No dia 20 de novembro, policiais militares mataram um estudante de medicina de 23 anos, filho de um casal de médicos peruanos, com um tiro a queima roupa, e chegaram a alegar legítima defesa. 

Ainda em novembro, no dia 5, Ryan da Silva, de apenas quatro anos, morreu após ser atingido por um tiro de espingarda durante uma operação na Baixada Santista, sendo que o PM Clovis Damasceno de Carvalho Junior, era o único envolvido na ocorrência com esse modelo de arma. 

No dia 3 de novembro, um policial fora de serviço matou um jovem negro de 26 anos com 11 tiros pelas costas, na porta de um supermercado. Gabriel Renan da Silva Soares era sobrinho do rapper Eduardo Taddeo, e havia furtado quatro pacotes de sabão. O policial chegou a alegar legítima defesa.

No dia 29 de outubro, a polícia vitimou outra criança em São Paulo. O menino Ryan Gabriel dos Santos, de apenas 10 anos, foi atingido por disparos de arma de fogo durante uma abordagem policial.

____

## Atividades
1. Substitua "espingarda" por "fuzil" no trecho sobre vítimas da polícia, reproduzindo a parte entre "Ainda em novembro, no" e "uma abordagem policial.", inclusive.
2. Dê continuidade ao trecho sobre vítimas da polícia, começando logo após a última frase apresentada.
A listagem não tem relação alguma com o texto.

## Registros de um conjunto de dados
____

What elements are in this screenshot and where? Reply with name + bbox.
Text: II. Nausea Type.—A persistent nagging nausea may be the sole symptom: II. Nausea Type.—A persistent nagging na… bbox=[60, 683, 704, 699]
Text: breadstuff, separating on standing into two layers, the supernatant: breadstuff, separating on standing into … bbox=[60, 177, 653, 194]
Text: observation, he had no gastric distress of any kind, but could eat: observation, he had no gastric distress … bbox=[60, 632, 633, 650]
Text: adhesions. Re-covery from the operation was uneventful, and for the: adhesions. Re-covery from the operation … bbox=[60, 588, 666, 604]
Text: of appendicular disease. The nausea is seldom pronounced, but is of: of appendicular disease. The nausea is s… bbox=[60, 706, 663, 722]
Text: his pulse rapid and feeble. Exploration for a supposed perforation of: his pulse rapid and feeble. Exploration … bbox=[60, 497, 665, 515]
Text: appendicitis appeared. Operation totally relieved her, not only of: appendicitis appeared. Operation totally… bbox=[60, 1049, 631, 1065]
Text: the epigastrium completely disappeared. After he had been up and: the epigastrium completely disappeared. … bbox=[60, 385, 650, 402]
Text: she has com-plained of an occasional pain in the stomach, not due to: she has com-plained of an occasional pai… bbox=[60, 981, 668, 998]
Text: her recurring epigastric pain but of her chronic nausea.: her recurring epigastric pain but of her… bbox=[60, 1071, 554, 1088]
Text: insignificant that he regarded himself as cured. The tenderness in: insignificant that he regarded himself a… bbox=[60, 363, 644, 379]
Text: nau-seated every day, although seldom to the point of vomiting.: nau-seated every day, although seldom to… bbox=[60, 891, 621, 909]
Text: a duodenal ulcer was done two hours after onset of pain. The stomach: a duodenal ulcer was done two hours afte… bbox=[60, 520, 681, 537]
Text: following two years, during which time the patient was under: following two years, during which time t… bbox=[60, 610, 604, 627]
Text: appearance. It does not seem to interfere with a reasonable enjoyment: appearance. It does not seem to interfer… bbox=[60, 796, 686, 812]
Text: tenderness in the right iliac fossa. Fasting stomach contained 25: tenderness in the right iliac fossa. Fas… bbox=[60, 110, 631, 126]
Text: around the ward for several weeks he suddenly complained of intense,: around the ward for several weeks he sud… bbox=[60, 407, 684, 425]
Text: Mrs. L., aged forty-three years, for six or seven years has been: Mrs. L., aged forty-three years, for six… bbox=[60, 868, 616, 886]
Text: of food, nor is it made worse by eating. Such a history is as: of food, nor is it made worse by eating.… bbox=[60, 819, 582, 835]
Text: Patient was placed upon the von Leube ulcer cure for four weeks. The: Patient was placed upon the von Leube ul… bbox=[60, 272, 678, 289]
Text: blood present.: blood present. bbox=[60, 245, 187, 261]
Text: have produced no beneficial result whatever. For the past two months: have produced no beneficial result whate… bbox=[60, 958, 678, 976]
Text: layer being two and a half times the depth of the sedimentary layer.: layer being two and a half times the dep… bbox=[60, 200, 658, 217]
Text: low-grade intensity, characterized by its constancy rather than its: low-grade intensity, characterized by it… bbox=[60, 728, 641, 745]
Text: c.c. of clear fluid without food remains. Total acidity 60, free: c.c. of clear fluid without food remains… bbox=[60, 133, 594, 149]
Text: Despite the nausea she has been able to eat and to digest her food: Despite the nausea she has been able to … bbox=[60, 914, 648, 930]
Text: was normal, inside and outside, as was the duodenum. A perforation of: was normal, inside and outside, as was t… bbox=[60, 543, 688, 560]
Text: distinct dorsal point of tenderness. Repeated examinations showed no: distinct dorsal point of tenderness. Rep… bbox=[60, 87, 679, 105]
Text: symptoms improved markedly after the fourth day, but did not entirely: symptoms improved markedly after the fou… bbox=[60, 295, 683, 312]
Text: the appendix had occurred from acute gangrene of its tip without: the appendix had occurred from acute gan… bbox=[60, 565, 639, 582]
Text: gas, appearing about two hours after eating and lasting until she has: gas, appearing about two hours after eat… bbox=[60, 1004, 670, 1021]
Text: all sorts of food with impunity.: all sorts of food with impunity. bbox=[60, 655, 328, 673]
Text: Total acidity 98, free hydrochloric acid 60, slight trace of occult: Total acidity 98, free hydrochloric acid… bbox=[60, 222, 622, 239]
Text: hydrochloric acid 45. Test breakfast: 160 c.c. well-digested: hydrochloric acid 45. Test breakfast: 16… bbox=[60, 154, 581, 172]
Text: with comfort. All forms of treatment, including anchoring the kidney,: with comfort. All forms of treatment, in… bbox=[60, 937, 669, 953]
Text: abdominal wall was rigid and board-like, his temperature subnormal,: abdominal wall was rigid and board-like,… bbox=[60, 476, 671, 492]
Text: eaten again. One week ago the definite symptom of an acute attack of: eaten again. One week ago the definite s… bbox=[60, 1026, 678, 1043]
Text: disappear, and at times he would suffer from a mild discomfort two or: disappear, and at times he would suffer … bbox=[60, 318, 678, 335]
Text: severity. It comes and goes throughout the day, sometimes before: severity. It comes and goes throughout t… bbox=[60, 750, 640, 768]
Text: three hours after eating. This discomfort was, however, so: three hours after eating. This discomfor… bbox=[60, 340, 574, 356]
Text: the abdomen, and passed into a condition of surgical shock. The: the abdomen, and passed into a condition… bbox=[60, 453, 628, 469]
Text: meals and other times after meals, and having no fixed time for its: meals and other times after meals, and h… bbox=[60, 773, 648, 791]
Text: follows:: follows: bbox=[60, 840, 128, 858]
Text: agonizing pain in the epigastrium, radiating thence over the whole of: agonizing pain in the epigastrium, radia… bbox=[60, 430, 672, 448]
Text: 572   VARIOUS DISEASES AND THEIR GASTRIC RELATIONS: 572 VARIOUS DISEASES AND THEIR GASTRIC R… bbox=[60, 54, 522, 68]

____

## Respostas do exercício
1.
Ainda em novembro, no dia 5, Ryan da Silva, de apenas quatro anos, morreu após ser atingido por um tiro de fuzil durante uma operação na Baixada Santista, sendo que o PM Clovis Damasceno de Carvalho Junior, era o único envolvido na ocorrência com esse modelo de arma. 

No dia 3 de novembro, um policial fora de serviço matou um jovem negro de 26 anos com 11 tiros pelas costas, na porta de um supermercado. Gabriel Renan da Silva Soares era sobrinho do rapper Eduardo Taddeo, e havia furtado quatro pacotes de sabão. O policial chegou a alegar legítima defesa.

No dia 29 de outubro, a polícia vitimou outra criança em São Paulo. O menino Ryan Gabriel dos Santos, de apenas 10 anos, foi atingido por disparos de arma de fogo durante uma abordagem policial.

2.
Já em Bauru (SP), os agentes não respeitaram nem o momento em que amigos e familiares velavam dois jovens que foram mortos em supostos confrontos com PMs um dia antes. O caso aconteceu no dia 18 de outubro, quando o irmão de um dos jovens mortos reclamou da presença da polícia no local, e foi detido por desacato. Quando sua mãe tentou protegê-lo, foi arrastada e jogada no chão.

Dados de um levantamento realizado pelo UOL com base em números da SSP, mostram que a PM de São Paulo matou uma pessoa a cada 10 horas em 2024. O número é mais que o dobro de 2022, ano anterior à gestão de Tarcísio de Freitas.

A previsão para a PM paulista iniciar as operações com as novas câmeras corporais em suas fardas, é até o dia 17 de dezembro. No entanto, nesse novo modelo, o policial decide quando começar a gravar uma ocorrência. 

Bahia e Pernambuco também registraram execuções pela polícia 

Se em São Paulo, que teve uma experiência bem-sucedida de redução da letalidade policial por meio do uso das câmeras corporais antes de voltar a registrar uma assustadora letalidade policial, outros estados ainda engatinham na adesão ao equipamento. 

Em Salvador e Região Metropolitana (RMS), as unidades policiais que adotam a política atendem em apenas 18 áreas: Tancredo Neves, Arenoso, Liberdade, IAPI, Santa Mônica, Boca do Rio, São Cristóvão, Cassange, Pernambués, Saramandaia, Pirajá, Centro Histórico de Salvador, Barra, Calabar, Pituba, Lauro de Freitas e no Batalhão Rodoviário, em Camaçari.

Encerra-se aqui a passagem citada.